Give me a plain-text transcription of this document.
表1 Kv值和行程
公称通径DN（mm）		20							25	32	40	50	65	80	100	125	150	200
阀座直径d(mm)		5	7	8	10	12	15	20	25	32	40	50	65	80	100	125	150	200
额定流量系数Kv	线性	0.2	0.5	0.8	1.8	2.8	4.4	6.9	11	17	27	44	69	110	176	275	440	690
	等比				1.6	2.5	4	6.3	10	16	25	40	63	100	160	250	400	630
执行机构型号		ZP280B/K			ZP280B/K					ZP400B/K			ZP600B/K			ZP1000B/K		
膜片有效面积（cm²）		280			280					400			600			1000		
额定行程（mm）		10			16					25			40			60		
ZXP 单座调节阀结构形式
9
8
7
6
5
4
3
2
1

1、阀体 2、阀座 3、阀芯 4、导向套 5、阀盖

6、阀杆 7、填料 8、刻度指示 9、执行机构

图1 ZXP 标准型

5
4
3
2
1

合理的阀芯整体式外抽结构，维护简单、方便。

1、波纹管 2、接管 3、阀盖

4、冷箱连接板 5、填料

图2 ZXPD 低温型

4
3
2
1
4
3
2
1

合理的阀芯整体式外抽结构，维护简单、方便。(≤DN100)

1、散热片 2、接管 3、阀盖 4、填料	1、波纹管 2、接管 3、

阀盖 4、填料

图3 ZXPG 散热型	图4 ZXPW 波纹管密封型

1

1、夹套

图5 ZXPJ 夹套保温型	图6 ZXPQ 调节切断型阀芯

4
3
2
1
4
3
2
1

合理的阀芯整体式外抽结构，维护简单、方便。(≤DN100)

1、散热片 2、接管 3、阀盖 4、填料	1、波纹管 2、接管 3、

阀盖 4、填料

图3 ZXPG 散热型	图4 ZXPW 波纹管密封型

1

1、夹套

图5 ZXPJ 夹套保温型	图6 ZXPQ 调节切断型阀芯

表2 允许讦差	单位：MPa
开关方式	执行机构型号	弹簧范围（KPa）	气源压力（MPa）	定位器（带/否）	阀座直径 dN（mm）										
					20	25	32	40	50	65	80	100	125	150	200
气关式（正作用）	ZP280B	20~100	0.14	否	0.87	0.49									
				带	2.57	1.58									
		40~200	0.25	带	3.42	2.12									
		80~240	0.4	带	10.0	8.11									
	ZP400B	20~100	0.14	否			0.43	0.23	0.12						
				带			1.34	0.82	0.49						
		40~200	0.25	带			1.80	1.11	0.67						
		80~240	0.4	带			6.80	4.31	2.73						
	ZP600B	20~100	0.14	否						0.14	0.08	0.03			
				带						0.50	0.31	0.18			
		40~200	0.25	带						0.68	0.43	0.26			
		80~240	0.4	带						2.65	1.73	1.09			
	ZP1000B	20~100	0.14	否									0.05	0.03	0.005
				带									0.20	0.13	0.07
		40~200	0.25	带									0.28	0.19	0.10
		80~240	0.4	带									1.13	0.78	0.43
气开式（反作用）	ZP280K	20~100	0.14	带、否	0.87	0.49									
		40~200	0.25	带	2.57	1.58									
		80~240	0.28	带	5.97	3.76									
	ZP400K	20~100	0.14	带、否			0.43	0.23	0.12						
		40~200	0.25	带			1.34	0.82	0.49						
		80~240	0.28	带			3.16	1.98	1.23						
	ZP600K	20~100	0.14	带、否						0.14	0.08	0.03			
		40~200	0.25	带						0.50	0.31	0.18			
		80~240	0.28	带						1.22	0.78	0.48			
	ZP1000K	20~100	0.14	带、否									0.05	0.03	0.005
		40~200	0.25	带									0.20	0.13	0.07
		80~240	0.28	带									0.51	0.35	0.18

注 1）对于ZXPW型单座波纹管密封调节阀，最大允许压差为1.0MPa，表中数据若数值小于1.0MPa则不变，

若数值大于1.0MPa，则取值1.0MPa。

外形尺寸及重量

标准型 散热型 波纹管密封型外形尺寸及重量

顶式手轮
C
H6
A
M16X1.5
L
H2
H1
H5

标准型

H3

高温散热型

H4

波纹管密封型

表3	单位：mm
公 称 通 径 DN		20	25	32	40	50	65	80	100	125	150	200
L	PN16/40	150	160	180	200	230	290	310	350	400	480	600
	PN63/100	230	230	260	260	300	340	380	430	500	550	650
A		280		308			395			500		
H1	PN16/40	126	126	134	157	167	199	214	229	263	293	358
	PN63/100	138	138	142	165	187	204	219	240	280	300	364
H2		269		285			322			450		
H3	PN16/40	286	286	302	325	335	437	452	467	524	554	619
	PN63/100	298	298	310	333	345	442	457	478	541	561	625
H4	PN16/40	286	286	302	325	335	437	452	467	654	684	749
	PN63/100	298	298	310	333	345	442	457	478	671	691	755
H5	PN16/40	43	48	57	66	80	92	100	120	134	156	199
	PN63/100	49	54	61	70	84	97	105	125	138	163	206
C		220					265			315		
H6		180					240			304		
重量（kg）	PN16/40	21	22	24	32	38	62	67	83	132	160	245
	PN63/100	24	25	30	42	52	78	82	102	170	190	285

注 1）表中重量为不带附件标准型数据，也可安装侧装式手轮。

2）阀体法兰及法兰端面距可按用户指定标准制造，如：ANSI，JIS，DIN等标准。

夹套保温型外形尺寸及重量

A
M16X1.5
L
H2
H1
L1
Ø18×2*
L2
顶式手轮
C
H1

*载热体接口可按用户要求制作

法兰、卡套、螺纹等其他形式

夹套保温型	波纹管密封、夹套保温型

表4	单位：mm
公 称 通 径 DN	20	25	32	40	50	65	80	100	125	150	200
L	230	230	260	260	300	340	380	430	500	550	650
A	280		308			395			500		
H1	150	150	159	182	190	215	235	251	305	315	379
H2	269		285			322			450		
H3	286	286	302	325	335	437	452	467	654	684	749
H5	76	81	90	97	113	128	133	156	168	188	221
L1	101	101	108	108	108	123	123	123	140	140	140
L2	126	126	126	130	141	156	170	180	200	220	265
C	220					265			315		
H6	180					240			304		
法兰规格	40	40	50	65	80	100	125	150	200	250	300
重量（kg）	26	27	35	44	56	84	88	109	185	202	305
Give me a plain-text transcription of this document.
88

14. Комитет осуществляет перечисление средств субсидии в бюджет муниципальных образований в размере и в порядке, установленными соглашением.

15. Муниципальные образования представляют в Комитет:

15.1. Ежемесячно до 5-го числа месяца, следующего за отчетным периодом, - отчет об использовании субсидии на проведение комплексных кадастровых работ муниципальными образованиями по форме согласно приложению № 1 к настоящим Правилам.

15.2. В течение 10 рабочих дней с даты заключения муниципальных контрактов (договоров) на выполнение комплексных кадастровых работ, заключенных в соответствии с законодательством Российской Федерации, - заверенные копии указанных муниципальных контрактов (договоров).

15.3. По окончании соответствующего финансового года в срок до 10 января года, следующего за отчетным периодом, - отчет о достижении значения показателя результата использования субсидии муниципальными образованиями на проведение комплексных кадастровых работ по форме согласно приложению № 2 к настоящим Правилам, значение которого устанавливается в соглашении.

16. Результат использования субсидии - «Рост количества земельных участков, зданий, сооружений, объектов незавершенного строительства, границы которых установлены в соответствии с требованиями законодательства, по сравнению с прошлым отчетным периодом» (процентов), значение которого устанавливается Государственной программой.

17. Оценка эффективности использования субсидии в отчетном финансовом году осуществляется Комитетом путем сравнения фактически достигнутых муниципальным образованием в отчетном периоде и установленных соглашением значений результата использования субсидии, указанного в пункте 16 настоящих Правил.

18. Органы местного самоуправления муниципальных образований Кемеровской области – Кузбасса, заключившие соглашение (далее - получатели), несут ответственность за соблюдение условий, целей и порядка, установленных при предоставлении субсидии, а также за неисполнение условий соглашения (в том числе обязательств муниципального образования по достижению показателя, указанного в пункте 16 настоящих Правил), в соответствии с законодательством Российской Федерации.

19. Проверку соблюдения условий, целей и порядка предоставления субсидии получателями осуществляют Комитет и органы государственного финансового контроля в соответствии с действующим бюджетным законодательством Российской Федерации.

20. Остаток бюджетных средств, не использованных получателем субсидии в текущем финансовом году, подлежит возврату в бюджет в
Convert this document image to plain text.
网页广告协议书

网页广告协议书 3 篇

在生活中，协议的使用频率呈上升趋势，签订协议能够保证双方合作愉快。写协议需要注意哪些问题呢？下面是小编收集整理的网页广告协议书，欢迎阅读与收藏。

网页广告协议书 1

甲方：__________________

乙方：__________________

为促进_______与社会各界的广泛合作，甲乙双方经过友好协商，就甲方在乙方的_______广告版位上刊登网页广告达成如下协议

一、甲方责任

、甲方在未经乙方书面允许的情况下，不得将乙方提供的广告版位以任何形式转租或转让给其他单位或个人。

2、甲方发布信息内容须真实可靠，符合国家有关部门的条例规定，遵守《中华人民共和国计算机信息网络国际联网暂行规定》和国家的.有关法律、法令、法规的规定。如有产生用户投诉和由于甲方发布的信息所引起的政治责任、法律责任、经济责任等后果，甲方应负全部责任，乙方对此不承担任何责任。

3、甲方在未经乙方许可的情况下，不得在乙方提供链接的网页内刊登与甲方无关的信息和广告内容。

####

- [CHALLENGE]
What needs duplicating is the run of lines from the one containing "Convert this document image to plain text." through the last line of the entries above, exact and complete.

- [TASK RESULT]
Convert this document image to plain text.
网页广告协议书

网页广告协议书 3 篇

在生活中，协议的使用频率呈上升趋势，签订协议能够保证双方合作愉快。写协议需要注意哪些问题呢？下面是小编收集整理的网页广告协议书，欢迎阅读与收藏。

网页广告协议书 1

甲方：__________________

乙方：__________________

为促进_______与社会各界的广泛合作，甲乙双方经过友好协商，就甲方在乙方的_______广告版位上刊登网页广告达成如下协议

一、甲方责任

、甲方在未经乙方书面允许的情况下，不得将乙方提供的广告版位以任何形式转租或转让给其他单位或个人。

2、甲方发布信息内容须真实可靠，符合国家有关部门的条例规定，遵守《中华人民共和国计算机信息网络国际联网暂行规定》和国家的.有关法律、法令、法规的规定。如有产生用户投诉和由于甲方发布的信息所引起的政治责任、法律责任、经济责任等后果，甲方应负全部责任，乙方对此不承担任何责任。

3、甲方在未经乙方许可的情况下，不得在乙方提供链接的网页内刊登与甲方无关的信息和广告内容。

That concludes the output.